#### Objective
Reproduce all the material exactly, minus any pictures it holds.

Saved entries
<<<<
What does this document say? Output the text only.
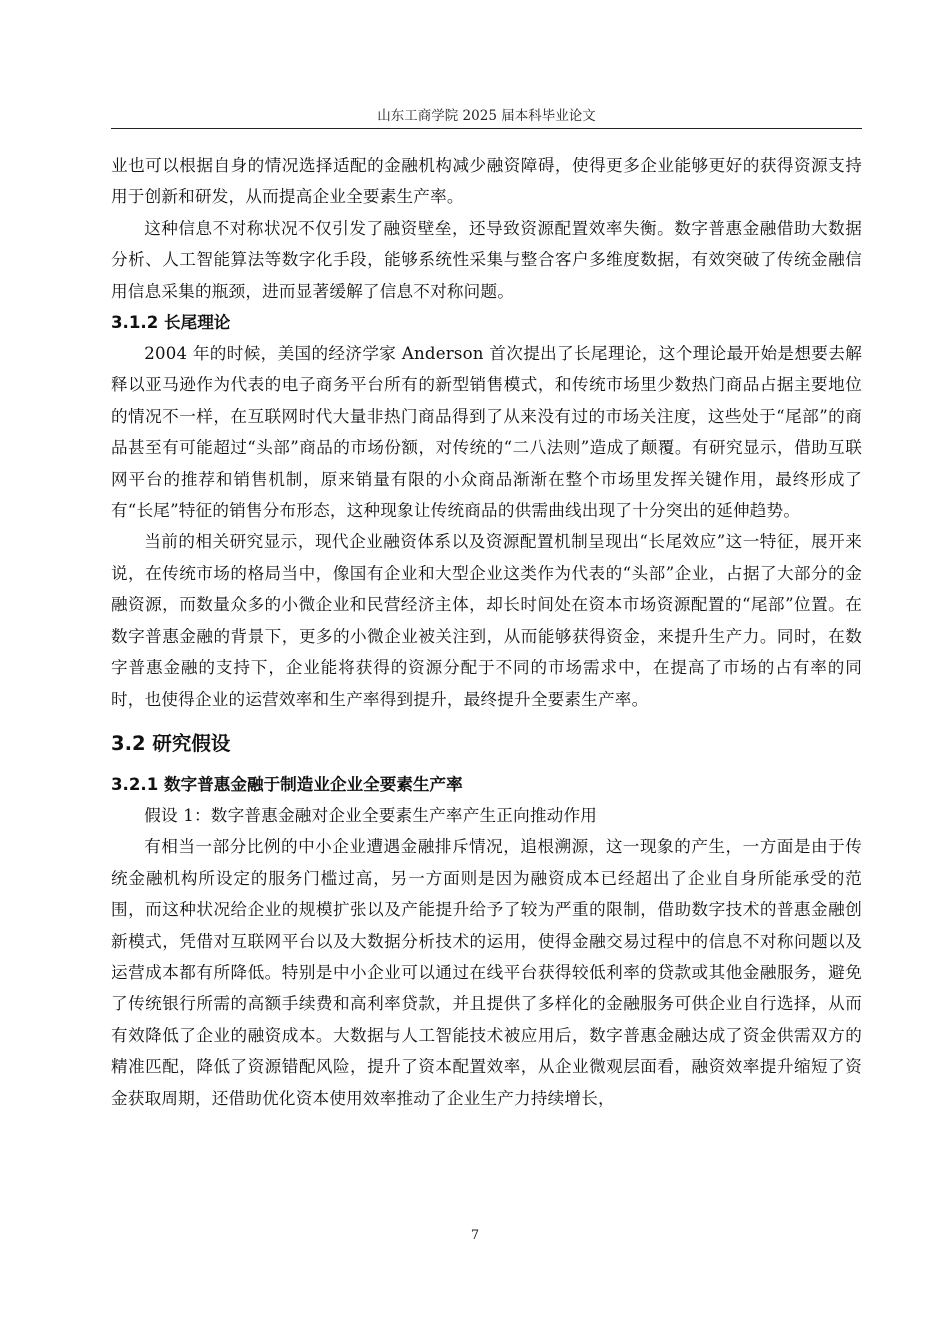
山东工商学院 2025 届本科毕业论文

业也可以根据自身的情况选择适配的金融机构减少融资障碍，使得更多企业能够更好的获得资源支持用于创新和研发，从而提高企业全要素生产率。

这种信息不对称状况不仅引发了融资壁垒，还导致资源配置效率失衡。数字普惠金融借助大数据分析、人工智能算法等数字化手段，能够系统性采集与整合客户多维度数据，有效突破了传统金融信用信息采集的瓶颈，进而显著缓解了信息不对称问题。

3.1.2 长尾理论

2004 年的时候，美国的经济学家 Anderson 首次提出了长尾理论，这个理论最开始是想要去解释以亚马逊作为代表的电子商务平台所有的新型销售模式，和传统市场里少数热门商品占据主要地位的情况不一样，在互联网时代大量非热门商品得到了从来没有过的市场关注度，这些处于“尾部”的商品甚至有可能超过“头部”商品的市场份额，对传统的“二八法则”造成了颠覆。有研究显示，借助互联网平台的推荐和销售机制，原来销量有限的小众商品渐渐在整个市场里发挥关键作用，最终形成了有“长尾”特征的销售分布形态，这种现象让传统商品的供需曲线出现了十分突出的延伸趋势。

当前的相关研究显示，现代企业融资体系以及资源配置机制呈现出“长尾效应”这一特征，展开来说，在传统市场的格局当中，像国有企业和大型企业这类作为代表的“头部”企业，占据了大部分的金融资源，而数量众多的小微企业和民营经济主体，却长时间处在资本市场资源配置的“尾部”位置。在数字普惠金融的背景下，更多的小微企业被关注到，从而能够获得资金，来提升生产力。同时，在数字普惠金融的支持下，企业能将获得的资源分配于不同的市场需求中，在提高了市场的占有率的同时，也使得企业的运营效率和生产率得到提升，最终提升全要素生产率。

3.2 研究假设
3.2.1 数字普惠金融于制造业企业全要素生产率

假设 1：数字普惠金融对企业全要素生产率产生正向推动作用

有相当一部分比例的中小企业遭遇金融排斥情况，追根溯源，这一现象的产生，一方面是由于传统金融机构所设定的服务门槛过高，另一方面则是因为融资成本已经超出了企业自身所能承受的范围，而这种状况给企业的规模扩张以及产能提升给予了较为严重的限制，借助数字技术的普惠金融创新模式，凭借对互联网平台以及大数据分析技术的运用，使得金融交易过程中的信息不对称问题以及运营成本都有所降低。特别是中小企业可以通过在线平台获得较低利率的贷款或其他金融服务，避免了传统银行所需的高额手续费和高利率贷款，并且提供了多样化的金融服务可供企业自行选择，从而有效降低了企业的融资成本。大数据与人工智能技术被应用后，数字普惠金融达成了资金供需双方的精准匹配，降低了资源错配风险，提升了资本配置效率，从企业微观层面看，融资效率提升缩短了资金获取周期，还借助优化资本使用效率推动了企业生产力持续增长，

7
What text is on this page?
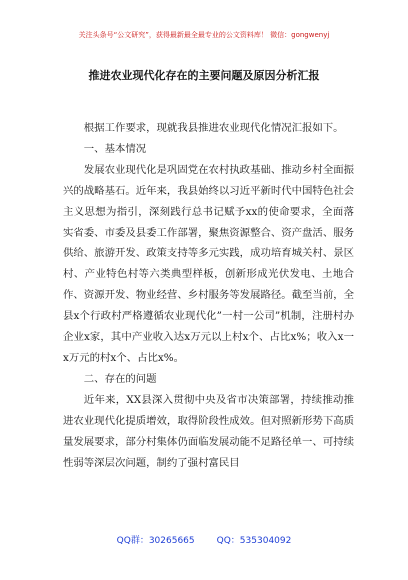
关注头条号“公文研究”，获得最新最全最专业的公文资料库！ 微信：gongwenyj
推进农业现代化存在的主要问题及原因分析汇报

根据工作要求，现就我县推进农业现代化情况汇报如下。

一、基本情况

发展农业现代化是巩固党在农村执政基础、推动乡村全面振兴的战略基石。近年来，我县始终以习近平新时代中国特色社会主义思想为指引，深刻践行总书记赋予xx的使命要求，全面落实省委、市委及县委工作部署，聚焦资源整合、资产盘活、服务供给、旅游开发、政策支持等多元实践，成功培育城关村、景区村、产业特色村等六类典型样板，创新形成光伏发电、土地合作、资源开发、物业经营、乡村服务等发展路径。截至当前，全县x个行政村严格遵循农业现代化”一村一公司”机制，注册村办企业x家，其中产业收入达x万元以上村x个、占比x%；收入x一x万元的村x个、占比x%。

二、存在的问题

近年来，XX县深入贯彻中央及省市决策部署，持续推动推进农业现代化提质增效，取得阶段性成效。但对照新形势下高质量发展要求，部分村集体仍面临发展动能不足路径单一、可持续性弱等深层次问题，制约了强村富民目

QQ群：30265665 QQ：535304092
>>>>
#### Solved exercise
What does this document say? Output the text only.
山东工商学院 2025 届本科毕业论文

业也可以根据自身的情况选择适配的金融机构减少融资障碍，使得更多企业能够更好的获得资源支持用于创新和研发，从而提高企业全要素生产率。

这种信息不对称状况不仅引发了融资壁垒，还导致资源配置效率失衡。数字普惠金融借助大数据分析、人工智能算法等数字化手段，能够系统性采集与整合客户多维度数据，有效突破了传统金融信用信息采集的瓶颈，进而显著缓解了信息不对称问题。

3.1.2 长尾理论

2004 年的时候，美国的经济学家 Anderson 首次提出了长尾理论，这个理论最开始是想要去解释以亚马逊作为代表的电子商务平台所有的新型销售模式，和传统市场里少数热门商品占据主要地位的情况不一样，在互联网时代大量非热门商品得到了从来没有过的市场关注度，这些处于“尾部”的商品甚至有可能超过“头部”商品的市场份额，对传统的“二八法则”造成了颠覆。有研究显示，借助互联网平台的推荐和销售机制，原来销量有限的小众商品渐渐在整个市场里发挥关键作用，最终形成了有“长尾”特征的销售分布形态，这种现象让传统商品的供需曲线出现了十分突出的延伸趋势。

当前的相关研究显示，现代企业融资体系以及资源配置机制呈现出“长尾效应”这一特征，展开来说，在传统市场的格局当中，像国有企业和大型企业这类作为代表的“头部”企业，占据了大部分的金融资源，而数量众多的小微企业和民营经济主体，却长时间处在资本市场资源配置的“尾部”位置。在数字普惠金融的背景下，更多的小微企业被关注到，从而能够获得资金，来提升生产力。同时，在数字普惠金融的支持下，企业能将获得的资源分配于不同的市场需求中，在提高了市场的占有率的同时，也使得企业的运营效率和生产率得到提升，最终提升全要素生产率。

3.2 研究假设
3.2.1 数字普惠金融于制造业企业全要素生产率

假设 1：数字普惠金融对企业全要素生产率产生正向推动作用

有相当一部分比例的中小企业遭遇金融排斥情况，追根溯源，这一现象的产生，一方面是由于传统金融机构所设定的服务门槛过高，另一方面则是因为融资成本已经超出了企业自身所能承受的范围，而这种状况给企业的规模扩张以及产能提升给予了较为严重的限制，借助数字技术的普惠金融创新模式，凭借对互联网平台以及大数据分析技术的运用，使得金融交易过程中的信息不对称问题以及运营成本都有所降低。特别是中小企业可以通过在线平台获得较低利率的贷款或其他金融服务，避免了传统银行所需的高额手续费和高利率贷款，并且提供了多样化的金融服务可供企业自行选择，从而有效降低了企业的融资成本。大数据与人工智能技术被应用后，数字普惠金融达成了资金供需双方的精准匹配，降低了资源错配风险，提升了资本配置效率，从企业微观层面看，融资效率提升缩短了资金获取周期，还借助优化资本使用效率推动了企业生产力持续增长，

7
What text is on this page?
关注头条号“公文研究”，获得最新最全最专业的公文资料库！ 微信：gongwenyj
推进农业现代化存在的主要问题及原因分析汇报

根据工作要求，现就我县推进农业现代化情况汇报如下。

一、基本情况

发展农业现代化是巩固党在农村执政基础、推动乡村全面振兴的战略基石。近年来，我县始终以习近平新时代中国特色社会主义思想为指引，深刻践行总书记赋予xx的使命要求，全面落实省委、市委及县委工作部署，聚焦资源整合、资产盘活、服务供给、旅游开发、政策支持等多元实践，成功培育城关村、景区村、产业特色村等六类典型样板，创新形成光伏发电、土地合作、资源开发、物业经营、乡村服务等发展路径。截至当前，全县x个行政村严格遵循农业现代化”一村一公司”机制，注册村办企业x家，其中产业收入达x万元以上村x个、占比x%；收入x一x万元的村x个、占比x%。

二、存在的问题

近年来，XX县深入贯彻中央及省市决策部署，持续推动推进农业现代化提质增效，取得阶段性成效。但对照新形势下高质量发展要求，部分村集体仍面临发展动能不足路径单一、可持续性弱等深层次问题，制约了强村富民目

QQ群：30265665 QQ：535304092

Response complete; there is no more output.